***** Extracted information *****

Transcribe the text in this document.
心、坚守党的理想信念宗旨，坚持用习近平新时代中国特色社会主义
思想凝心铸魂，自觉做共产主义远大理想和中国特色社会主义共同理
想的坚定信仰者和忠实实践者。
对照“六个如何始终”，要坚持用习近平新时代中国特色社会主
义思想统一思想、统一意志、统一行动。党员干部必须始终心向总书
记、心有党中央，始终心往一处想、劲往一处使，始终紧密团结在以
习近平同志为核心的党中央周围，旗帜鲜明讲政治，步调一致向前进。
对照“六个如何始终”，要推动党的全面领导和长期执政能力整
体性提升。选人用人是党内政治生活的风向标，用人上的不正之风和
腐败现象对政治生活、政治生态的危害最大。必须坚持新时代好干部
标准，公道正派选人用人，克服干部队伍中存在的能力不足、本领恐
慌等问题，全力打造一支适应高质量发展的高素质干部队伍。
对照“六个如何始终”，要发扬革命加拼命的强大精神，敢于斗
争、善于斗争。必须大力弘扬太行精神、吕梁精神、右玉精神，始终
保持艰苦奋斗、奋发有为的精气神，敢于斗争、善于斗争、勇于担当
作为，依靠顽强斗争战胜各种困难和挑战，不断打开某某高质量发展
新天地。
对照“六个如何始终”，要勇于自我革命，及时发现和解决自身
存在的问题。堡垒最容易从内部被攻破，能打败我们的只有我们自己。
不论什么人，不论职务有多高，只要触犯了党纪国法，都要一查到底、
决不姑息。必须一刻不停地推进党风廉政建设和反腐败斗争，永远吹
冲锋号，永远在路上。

*****
***** Extracted information *****

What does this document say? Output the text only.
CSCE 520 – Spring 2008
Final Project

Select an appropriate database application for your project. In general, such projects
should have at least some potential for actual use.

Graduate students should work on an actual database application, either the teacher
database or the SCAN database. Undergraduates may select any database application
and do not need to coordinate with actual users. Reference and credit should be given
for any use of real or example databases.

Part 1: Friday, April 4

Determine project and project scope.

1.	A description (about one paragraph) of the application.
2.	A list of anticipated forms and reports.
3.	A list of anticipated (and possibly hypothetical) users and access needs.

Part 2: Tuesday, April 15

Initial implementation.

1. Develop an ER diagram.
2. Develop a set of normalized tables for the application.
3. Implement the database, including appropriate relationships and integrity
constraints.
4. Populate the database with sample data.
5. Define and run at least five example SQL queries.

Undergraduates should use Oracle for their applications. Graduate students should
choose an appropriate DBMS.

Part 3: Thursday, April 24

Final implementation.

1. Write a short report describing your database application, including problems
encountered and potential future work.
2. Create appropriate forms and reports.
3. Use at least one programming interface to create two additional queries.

*****

Aim of the task: Where a line holds "April", copy it out.

The result:
Part 1: Friday, April 4
Part 2: Tuesday, April 15
Part 3: Thursday, April 24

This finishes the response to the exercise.